Copy each line below in which the string "period" occurs.

#####

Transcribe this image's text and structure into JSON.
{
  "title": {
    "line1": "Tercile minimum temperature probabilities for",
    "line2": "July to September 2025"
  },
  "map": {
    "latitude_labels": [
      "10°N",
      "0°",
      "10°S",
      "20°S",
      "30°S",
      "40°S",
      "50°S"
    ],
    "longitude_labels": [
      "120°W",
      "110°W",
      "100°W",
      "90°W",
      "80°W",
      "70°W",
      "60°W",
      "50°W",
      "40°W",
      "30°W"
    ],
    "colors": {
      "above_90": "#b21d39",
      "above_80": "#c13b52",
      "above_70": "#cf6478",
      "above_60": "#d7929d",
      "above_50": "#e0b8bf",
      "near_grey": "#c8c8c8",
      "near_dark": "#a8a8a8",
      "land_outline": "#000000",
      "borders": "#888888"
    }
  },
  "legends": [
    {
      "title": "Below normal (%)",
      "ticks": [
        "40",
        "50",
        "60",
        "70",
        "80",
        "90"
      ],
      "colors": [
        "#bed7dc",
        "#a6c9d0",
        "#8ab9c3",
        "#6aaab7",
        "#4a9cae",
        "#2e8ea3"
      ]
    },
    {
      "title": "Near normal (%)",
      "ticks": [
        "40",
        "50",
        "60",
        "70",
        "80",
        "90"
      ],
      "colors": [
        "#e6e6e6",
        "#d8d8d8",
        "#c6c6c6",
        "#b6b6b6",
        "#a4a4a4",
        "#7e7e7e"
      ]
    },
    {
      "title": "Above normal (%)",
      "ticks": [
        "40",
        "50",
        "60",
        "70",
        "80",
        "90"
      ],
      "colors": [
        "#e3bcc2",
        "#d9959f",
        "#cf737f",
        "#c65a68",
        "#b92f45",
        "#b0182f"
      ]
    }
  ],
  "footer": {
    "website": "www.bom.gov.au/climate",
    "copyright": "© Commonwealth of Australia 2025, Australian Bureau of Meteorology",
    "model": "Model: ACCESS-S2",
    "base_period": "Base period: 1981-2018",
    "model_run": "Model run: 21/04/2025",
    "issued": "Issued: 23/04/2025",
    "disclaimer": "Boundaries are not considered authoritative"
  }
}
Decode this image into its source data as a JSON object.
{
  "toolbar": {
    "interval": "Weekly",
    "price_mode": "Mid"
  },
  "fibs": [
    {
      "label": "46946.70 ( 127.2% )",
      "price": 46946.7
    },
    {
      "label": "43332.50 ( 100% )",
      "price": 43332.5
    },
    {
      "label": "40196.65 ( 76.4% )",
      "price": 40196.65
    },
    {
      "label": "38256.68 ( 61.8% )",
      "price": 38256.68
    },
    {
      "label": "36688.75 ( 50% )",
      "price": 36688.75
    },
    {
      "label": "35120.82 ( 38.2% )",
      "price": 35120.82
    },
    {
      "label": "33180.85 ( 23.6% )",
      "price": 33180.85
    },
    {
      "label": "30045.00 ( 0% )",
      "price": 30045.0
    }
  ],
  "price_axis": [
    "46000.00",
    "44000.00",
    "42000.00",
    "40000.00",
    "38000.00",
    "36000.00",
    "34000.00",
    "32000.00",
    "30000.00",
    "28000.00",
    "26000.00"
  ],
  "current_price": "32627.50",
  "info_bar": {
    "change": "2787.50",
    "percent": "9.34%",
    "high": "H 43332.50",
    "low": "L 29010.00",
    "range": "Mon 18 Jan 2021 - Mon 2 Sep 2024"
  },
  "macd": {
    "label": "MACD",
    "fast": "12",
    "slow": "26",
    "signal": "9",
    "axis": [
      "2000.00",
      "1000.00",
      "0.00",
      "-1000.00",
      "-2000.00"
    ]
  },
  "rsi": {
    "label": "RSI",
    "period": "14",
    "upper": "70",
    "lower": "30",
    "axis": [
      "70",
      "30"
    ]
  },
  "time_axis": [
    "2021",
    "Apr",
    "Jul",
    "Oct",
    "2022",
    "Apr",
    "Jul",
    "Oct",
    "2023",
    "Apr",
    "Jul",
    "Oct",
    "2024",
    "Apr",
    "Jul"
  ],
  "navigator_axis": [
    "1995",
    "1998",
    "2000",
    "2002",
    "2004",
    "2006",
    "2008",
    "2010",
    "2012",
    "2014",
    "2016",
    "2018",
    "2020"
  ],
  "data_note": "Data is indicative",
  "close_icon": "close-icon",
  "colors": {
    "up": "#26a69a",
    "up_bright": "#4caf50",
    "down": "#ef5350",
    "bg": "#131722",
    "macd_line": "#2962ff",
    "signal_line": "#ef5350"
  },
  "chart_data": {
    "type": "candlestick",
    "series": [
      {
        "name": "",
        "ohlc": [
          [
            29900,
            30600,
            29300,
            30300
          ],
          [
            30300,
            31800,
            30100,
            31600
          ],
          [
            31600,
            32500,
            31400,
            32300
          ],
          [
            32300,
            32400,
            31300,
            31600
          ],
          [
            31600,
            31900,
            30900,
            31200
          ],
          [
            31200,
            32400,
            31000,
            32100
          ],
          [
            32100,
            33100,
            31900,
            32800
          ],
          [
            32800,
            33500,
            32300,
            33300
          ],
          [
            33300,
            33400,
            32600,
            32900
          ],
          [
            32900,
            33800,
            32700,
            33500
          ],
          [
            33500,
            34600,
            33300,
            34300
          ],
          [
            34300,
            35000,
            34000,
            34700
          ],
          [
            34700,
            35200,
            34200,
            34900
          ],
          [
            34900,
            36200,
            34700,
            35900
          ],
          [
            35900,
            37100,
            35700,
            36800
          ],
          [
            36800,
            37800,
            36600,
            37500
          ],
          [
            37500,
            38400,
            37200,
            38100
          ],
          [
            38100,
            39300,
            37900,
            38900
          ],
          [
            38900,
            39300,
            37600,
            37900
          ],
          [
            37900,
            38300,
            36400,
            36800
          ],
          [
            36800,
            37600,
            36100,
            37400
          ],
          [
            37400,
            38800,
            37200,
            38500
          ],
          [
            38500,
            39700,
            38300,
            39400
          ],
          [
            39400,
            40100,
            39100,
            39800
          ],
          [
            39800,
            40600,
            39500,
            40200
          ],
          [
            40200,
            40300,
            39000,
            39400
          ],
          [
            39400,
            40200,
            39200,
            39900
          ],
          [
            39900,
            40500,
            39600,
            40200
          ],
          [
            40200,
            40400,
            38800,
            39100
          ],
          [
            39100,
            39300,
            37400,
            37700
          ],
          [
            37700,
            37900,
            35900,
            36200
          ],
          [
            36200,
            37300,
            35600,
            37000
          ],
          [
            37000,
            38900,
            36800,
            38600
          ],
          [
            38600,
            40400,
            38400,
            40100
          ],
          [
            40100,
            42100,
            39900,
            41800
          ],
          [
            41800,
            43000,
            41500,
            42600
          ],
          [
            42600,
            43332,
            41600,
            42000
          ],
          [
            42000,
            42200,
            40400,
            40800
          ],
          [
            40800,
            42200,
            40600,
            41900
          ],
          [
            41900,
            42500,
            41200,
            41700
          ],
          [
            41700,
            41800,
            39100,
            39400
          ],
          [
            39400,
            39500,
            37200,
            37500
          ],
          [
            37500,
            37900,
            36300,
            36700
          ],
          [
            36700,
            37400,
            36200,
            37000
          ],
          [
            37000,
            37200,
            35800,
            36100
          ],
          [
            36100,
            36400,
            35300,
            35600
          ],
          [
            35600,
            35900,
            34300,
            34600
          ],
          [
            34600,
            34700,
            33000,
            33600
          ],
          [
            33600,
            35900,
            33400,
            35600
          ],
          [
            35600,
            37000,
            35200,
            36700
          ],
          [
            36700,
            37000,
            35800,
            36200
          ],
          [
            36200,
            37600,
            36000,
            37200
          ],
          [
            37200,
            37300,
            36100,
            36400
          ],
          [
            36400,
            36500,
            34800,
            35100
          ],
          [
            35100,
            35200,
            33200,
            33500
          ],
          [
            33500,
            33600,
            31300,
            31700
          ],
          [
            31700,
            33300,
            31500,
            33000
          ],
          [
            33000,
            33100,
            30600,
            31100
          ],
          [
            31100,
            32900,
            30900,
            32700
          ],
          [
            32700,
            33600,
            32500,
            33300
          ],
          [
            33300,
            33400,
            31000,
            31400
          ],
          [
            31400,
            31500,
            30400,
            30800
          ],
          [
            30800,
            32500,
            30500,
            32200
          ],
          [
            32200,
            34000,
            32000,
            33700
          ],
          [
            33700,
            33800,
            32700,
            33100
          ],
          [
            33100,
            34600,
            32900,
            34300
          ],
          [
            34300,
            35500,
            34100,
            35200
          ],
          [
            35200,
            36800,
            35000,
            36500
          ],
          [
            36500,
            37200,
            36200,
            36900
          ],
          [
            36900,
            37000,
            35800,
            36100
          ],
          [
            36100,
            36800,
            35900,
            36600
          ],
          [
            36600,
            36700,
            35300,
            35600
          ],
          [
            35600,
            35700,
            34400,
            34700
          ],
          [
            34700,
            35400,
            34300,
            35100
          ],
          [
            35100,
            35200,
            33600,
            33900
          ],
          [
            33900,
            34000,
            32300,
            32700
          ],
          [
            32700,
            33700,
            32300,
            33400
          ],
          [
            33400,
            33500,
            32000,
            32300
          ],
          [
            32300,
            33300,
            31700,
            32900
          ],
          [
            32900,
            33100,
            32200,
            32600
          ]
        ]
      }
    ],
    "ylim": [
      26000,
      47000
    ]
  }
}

#####

● Task result
    "base_period": "Base period: 1981-2018",
    "period": "14",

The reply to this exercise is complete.